Challenge:
Look for the string "Diagram" and copy every line that has it.

Data entries
···

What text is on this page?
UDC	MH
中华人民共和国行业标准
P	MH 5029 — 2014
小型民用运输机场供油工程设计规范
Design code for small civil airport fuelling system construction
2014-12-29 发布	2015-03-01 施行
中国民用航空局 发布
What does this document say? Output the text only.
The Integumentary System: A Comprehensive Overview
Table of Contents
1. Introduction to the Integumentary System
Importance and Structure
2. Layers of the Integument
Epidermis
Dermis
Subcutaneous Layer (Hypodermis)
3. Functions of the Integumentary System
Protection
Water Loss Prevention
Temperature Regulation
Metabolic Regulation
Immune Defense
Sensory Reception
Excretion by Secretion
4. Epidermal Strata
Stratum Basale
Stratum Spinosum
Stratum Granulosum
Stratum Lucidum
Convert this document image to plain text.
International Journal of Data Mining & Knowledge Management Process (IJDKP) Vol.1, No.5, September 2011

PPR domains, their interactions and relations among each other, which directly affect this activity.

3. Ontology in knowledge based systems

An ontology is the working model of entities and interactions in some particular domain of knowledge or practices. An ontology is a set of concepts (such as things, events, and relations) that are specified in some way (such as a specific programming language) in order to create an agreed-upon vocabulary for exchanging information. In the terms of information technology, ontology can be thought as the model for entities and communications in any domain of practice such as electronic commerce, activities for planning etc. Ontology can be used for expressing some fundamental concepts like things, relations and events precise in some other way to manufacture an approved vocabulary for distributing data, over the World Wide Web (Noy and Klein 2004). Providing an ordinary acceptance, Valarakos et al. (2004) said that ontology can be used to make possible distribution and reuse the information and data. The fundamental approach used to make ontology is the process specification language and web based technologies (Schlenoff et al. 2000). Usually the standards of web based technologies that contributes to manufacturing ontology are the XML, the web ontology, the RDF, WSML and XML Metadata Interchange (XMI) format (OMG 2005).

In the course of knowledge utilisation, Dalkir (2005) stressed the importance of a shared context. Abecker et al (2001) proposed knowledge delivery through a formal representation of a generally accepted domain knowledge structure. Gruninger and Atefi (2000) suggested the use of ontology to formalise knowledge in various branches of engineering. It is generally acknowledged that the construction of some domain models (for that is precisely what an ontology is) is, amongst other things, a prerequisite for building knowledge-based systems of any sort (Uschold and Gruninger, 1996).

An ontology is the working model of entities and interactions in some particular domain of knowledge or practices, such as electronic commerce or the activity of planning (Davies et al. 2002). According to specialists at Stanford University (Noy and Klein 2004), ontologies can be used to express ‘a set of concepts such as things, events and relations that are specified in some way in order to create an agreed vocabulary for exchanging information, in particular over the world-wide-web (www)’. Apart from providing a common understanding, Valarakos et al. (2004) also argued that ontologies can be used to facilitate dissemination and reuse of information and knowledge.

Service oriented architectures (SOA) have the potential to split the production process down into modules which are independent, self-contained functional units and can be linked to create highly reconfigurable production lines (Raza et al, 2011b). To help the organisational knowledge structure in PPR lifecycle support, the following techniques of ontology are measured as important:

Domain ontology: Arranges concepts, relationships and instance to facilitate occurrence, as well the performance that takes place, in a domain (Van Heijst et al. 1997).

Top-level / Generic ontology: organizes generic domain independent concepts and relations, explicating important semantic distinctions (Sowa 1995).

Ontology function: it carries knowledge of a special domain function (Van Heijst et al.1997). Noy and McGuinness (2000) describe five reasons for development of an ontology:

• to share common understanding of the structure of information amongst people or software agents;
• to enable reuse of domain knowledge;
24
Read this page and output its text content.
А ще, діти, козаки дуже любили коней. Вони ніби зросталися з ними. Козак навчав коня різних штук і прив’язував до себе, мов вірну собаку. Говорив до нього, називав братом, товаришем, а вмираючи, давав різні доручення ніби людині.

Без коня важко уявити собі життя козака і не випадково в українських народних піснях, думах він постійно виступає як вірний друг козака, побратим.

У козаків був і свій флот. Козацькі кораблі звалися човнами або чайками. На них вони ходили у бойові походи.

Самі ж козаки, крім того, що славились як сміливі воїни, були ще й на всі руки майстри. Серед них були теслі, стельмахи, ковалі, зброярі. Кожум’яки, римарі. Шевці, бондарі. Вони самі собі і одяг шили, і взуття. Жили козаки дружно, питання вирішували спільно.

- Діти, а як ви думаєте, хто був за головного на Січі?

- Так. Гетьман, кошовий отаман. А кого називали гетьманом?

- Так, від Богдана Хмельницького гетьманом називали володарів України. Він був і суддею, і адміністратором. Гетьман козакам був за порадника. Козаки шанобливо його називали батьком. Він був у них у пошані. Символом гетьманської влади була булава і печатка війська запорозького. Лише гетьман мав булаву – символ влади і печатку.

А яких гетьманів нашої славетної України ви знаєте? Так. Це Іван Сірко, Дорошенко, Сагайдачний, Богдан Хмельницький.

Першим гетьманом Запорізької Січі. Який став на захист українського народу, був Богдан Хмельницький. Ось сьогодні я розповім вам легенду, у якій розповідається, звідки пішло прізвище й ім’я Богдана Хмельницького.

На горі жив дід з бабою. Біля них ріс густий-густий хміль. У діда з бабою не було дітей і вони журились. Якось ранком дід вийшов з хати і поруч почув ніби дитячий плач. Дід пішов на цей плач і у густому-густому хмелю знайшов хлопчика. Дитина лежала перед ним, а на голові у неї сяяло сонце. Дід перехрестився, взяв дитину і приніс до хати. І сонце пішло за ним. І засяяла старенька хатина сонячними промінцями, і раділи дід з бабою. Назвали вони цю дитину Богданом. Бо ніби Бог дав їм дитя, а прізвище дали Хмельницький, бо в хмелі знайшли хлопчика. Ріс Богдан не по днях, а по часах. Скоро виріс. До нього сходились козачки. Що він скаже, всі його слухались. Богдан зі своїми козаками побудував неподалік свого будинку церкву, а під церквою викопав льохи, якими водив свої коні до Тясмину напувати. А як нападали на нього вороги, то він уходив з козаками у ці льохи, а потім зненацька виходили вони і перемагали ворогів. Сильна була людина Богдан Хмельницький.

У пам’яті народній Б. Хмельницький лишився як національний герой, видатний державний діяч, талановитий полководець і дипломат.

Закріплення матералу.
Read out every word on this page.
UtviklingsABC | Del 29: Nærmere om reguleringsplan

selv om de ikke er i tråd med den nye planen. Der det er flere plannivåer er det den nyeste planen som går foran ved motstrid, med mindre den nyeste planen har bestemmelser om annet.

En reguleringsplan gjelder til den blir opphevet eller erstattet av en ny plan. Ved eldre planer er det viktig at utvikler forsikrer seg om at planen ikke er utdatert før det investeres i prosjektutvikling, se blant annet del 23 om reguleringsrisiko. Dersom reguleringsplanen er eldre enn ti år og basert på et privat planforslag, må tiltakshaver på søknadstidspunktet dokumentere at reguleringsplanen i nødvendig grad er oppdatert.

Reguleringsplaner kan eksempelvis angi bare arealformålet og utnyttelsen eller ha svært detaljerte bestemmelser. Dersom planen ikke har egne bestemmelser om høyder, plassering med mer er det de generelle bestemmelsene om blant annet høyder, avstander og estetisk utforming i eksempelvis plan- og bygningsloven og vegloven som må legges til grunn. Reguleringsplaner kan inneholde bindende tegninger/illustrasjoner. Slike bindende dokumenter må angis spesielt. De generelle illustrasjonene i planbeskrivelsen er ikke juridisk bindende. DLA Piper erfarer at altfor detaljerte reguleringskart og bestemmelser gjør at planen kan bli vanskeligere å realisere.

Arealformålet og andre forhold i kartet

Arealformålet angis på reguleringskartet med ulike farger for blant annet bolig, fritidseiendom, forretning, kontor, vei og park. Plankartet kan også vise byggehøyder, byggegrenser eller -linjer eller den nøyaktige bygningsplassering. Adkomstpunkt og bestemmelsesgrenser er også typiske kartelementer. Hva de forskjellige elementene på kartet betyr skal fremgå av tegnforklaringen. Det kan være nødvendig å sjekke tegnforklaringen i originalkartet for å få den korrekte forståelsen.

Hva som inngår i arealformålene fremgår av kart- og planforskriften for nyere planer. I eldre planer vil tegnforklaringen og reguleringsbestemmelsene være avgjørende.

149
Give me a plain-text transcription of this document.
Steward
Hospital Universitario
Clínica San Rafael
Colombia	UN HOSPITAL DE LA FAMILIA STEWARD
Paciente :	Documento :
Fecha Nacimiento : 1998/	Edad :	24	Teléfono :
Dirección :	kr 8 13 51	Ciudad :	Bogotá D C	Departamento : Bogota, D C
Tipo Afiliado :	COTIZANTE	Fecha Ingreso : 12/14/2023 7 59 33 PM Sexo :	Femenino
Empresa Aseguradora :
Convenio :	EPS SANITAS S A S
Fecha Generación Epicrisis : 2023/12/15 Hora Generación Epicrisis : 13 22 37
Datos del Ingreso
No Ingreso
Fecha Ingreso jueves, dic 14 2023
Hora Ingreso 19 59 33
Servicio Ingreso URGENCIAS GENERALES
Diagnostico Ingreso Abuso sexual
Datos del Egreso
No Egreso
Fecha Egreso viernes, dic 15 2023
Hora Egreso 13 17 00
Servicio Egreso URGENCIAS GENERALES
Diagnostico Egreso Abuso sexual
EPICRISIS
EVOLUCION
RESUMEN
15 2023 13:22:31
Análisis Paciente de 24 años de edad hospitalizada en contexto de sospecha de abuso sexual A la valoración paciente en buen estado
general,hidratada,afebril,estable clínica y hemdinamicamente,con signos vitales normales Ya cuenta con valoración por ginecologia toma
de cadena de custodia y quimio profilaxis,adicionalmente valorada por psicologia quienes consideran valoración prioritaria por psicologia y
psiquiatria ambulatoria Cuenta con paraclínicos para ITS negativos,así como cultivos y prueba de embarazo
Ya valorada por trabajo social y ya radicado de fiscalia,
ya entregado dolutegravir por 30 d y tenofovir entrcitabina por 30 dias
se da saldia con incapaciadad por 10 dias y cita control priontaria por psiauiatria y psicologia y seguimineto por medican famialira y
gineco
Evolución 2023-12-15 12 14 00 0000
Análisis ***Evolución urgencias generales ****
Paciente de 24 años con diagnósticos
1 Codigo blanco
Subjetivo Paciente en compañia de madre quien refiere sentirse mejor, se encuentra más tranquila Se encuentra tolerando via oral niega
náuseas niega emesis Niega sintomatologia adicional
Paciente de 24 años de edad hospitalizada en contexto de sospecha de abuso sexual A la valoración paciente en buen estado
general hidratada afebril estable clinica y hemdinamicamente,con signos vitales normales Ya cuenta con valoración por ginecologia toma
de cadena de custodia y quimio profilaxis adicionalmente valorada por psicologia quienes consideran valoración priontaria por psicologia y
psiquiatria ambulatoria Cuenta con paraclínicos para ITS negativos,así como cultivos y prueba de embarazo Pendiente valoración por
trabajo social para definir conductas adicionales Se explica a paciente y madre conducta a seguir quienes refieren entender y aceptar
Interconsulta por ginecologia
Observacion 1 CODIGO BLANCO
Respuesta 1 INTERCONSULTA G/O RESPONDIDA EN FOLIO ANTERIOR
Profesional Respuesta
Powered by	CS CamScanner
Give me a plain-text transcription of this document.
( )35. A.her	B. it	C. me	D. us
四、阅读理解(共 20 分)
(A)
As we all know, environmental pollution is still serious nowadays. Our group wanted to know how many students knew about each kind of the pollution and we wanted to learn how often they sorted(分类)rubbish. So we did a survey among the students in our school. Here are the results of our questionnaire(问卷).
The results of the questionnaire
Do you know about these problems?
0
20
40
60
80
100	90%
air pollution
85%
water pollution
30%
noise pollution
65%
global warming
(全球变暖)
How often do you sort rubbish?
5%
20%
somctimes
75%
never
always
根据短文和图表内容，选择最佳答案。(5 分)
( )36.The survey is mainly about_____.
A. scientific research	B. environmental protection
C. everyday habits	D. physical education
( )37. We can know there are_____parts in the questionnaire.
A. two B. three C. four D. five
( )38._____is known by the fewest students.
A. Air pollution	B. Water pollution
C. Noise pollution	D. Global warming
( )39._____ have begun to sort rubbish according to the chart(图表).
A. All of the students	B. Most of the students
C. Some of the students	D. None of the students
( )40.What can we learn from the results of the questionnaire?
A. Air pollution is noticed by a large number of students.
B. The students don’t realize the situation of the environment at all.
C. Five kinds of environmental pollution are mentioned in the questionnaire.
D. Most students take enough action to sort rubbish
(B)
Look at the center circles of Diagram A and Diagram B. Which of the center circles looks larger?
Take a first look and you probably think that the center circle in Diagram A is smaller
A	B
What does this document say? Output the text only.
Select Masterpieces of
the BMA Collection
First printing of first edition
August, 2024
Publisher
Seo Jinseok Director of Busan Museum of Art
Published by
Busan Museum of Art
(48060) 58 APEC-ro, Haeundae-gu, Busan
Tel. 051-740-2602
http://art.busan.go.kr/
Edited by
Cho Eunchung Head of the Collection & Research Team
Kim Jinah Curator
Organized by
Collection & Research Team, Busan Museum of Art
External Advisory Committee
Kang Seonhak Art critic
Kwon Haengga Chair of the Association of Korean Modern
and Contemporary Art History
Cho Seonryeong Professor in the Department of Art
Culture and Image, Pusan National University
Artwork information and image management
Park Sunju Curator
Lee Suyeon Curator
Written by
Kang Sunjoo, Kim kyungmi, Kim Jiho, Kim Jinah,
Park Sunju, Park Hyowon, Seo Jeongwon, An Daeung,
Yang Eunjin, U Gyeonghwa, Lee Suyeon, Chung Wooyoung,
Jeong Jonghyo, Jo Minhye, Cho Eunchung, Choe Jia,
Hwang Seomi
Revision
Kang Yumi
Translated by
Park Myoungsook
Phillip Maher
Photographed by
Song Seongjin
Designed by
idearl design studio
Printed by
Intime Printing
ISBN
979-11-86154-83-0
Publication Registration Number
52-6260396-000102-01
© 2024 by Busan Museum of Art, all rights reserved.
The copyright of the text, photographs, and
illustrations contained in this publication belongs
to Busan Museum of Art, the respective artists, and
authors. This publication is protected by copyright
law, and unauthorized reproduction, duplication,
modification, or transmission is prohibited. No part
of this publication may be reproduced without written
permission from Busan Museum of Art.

···

Finished task:
Look at the center circles of Diagram A and Diagram B. Which of the center circles looks larger?
Take a first look and you probably think that the center circle in Diagram A is smaller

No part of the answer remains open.